* [WHAT YOU ARE ASKED TO DO]: Show every line that has the string "может" in it.

>> BEGIN

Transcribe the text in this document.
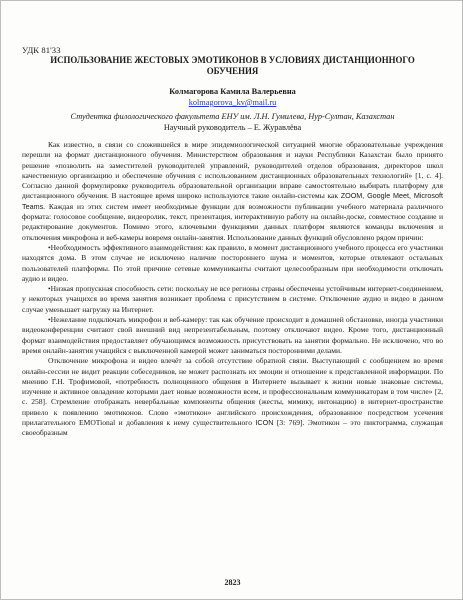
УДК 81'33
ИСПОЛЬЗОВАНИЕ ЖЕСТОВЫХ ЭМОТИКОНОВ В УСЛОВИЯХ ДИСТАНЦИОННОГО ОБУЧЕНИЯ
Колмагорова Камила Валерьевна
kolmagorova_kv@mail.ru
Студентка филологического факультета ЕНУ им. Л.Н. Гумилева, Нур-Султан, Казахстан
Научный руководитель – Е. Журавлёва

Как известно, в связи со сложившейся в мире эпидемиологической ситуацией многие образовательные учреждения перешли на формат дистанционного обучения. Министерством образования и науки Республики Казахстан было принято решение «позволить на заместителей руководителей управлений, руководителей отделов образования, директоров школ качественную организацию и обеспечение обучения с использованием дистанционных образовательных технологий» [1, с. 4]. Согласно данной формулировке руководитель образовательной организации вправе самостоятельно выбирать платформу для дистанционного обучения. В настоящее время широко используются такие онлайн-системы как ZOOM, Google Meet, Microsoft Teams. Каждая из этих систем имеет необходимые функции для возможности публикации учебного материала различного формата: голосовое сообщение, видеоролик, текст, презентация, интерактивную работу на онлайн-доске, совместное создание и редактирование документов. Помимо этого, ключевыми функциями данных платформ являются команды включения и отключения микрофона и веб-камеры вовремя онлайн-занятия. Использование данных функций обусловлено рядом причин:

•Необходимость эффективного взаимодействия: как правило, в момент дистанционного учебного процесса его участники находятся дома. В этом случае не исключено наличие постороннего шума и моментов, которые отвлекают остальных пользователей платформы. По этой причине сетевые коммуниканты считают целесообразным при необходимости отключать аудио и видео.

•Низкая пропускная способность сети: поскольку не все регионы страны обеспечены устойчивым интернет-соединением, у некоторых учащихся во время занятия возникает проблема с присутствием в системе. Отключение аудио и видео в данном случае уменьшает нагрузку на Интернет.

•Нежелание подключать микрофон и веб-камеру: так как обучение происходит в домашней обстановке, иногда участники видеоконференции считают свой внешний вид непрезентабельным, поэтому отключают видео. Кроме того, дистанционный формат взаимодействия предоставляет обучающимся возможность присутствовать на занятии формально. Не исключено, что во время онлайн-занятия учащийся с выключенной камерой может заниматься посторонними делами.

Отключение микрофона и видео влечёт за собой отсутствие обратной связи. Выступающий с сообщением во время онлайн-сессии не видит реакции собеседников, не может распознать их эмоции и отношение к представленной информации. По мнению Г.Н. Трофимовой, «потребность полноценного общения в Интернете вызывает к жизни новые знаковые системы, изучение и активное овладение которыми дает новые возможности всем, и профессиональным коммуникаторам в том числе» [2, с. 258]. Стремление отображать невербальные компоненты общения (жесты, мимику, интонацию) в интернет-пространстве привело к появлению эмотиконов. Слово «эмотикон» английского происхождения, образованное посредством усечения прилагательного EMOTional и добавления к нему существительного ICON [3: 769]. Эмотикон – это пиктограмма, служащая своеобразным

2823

>> END

* [ANSWER IN FULL]:
•Нежелание подключать микрофон и веб-камеру: так как обучение происходит в домашней обстановке, иногда участники видеоконференции считают свой внешний вид непрезентабельным, поэтому отключают видео. Кроме того, дистанционный формат взаимодействия предоставляет обучающимся возможность присутствовать на занятии формально. Не исключено, что во время онлайн-занятия учащийся с выключенной камерой может заниматься посторонними делами.
Отключение микрофона и видео влечёт за собой отсутствие обратной связи. Выступающий с сообщением во время онлайн-сессии не видит реакции собеседников, не может распознать их эмоции и отношение к представленной информации. По мнению Г.Н. Трофимовой, «потребность полноценного общения в Интернете вызывает к жизни новые знаковые системы, изучение и активное овладение которыми дает новые возможности всем, и профессиональным коммуникаторам в том числе» [2, с. 258]. Стремление отображать невербальные компоненты общения (жесты, мимику, интонацию) в интернет-пространстве привело к появлению эмотиконов. Слово «эмотикон» английского происхождения, образованное посредством усечения прилагательного EMOTional и добавления к нему существительного ICON [3: 769]. Эмотикон – это пиктограмма, служащая своеобразным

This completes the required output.